Exercise details: Scan the following material for the string "last" and copy each line in which it appears.

Dataset excerpts:
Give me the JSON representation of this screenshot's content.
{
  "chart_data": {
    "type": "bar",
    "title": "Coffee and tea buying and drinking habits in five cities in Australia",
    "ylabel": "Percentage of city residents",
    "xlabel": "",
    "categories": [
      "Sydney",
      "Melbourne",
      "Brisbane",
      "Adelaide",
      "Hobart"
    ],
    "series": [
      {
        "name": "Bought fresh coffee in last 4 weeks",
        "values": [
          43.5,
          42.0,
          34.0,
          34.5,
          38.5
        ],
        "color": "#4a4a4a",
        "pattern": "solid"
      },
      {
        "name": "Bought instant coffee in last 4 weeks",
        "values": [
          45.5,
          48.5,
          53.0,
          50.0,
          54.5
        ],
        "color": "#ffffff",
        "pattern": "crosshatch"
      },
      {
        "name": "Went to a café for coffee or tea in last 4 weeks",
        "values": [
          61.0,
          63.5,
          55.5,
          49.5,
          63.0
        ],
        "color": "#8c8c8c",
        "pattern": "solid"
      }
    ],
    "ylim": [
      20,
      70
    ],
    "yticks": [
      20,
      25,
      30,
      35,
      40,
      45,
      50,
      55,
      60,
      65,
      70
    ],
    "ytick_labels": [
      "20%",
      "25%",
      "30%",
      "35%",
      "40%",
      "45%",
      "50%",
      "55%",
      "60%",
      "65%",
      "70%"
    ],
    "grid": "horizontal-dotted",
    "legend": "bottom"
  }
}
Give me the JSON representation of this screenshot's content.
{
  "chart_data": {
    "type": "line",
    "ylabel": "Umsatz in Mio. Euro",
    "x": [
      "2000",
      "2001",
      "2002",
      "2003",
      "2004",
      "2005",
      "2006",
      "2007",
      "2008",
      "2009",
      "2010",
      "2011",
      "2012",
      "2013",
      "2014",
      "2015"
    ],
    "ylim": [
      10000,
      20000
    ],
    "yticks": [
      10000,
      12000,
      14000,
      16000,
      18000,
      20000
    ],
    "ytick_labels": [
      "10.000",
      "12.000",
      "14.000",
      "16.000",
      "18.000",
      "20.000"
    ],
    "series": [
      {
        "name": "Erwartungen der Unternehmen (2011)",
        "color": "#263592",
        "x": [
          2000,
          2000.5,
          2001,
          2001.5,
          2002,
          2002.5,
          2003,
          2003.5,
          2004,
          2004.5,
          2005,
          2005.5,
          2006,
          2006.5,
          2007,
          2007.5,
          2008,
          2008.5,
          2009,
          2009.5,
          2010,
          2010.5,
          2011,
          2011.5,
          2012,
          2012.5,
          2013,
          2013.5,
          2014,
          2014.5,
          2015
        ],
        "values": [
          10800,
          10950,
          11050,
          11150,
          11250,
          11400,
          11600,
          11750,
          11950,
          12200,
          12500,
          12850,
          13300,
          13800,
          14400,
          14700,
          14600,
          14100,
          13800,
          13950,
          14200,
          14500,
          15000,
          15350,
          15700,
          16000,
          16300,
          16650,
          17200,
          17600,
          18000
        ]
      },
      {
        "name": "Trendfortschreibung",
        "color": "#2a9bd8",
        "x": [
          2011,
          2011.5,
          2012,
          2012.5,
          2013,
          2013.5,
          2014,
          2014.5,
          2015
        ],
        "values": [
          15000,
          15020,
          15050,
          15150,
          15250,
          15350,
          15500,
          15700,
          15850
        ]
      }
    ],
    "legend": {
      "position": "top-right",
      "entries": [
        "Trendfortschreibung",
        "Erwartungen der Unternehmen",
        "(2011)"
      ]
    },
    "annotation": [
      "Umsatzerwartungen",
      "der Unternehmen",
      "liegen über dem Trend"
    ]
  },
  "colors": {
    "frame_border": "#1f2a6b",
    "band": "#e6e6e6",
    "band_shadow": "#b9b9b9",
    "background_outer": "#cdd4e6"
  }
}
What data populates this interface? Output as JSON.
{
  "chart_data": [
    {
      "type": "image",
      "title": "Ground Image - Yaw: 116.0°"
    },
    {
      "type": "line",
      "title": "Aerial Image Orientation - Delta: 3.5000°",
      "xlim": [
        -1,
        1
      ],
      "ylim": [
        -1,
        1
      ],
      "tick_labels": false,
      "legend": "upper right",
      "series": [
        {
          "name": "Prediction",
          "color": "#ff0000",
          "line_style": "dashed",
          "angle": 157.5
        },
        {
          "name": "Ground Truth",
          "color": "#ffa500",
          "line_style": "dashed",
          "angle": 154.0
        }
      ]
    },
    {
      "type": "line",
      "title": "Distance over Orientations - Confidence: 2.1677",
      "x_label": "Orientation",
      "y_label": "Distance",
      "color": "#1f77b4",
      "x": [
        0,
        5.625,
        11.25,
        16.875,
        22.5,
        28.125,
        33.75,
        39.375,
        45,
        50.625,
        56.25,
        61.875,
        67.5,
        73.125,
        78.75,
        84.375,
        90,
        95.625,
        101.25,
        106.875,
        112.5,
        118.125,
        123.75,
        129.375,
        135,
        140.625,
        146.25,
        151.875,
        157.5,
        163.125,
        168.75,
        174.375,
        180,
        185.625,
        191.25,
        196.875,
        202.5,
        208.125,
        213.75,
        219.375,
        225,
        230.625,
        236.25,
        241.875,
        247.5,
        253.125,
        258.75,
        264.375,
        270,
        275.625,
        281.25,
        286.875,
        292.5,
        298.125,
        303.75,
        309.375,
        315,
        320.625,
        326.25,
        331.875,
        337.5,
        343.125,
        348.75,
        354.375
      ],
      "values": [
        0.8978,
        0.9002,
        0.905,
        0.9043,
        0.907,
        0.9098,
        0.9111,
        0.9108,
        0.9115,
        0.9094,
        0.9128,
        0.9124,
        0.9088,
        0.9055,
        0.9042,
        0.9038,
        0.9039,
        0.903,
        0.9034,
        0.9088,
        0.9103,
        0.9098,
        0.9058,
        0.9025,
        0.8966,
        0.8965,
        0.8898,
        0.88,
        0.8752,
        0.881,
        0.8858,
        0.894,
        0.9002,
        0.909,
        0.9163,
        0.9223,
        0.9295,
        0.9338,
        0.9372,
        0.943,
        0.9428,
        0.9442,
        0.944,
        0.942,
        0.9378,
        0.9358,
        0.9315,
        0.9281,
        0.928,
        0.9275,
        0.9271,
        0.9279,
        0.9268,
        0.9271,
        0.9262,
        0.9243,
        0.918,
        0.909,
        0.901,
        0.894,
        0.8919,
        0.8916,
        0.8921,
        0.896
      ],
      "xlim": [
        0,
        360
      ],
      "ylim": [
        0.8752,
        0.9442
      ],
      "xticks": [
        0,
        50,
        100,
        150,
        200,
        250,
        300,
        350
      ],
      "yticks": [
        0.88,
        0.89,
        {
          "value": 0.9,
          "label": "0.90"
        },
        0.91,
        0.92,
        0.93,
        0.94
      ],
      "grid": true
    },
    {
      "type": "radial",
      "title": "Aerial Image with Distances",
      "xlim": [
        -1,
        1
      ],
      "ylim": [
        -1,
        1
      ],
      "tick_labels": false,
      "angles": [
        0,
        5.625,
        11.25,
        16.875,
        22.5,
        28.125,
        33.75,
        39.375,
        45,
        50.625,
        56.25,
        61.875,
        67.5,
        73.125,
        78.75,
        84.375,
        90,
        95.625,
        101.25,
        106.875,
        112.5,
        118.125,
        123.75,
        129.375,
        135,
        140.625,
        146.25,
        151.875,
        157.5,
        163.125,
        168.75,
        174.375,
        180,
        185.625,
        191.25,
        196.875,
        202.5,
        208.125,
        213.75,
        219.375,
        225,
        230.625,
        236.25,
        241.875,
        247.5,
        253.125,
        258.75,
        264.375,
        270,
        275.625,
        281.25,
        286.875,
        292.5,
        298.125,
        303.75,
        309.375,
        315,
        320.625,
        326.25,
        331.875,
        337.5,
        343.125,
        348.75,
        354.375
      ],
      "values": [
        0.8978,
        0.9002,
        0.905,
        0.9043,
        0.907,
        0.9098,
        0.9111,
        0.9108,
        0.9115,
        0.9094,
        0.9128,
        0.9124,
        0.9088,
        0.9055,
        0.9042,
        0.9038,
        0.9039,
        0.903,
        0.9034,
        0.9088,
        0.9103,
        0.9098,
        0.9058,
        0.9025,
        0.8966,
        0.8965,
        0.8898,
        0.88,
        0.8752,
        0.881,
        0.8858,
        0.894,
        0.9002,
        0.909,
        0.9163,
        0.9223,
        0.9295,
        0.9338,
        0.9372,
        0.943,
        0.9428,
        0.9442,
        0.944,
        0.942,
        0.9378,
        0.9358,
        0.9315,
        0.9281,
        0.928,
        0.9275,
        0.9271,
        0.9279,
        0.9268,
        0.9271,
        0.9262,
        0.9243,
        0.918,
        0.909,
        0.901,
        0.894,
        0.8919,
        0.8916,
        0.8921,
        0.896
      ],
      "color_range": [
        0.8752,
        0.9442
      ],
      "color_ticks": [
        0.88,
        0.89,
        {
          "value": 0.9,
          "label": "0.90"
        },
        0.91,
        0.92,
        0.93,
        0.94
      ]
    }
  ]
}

Solution to the problem:
        "name": "Bought fresh coffee in last 4 weeks",
        "name": "Bought instant coffee in last 4 weeks",
        "name": "Went to a café for coffee or tea in last 4 weeks",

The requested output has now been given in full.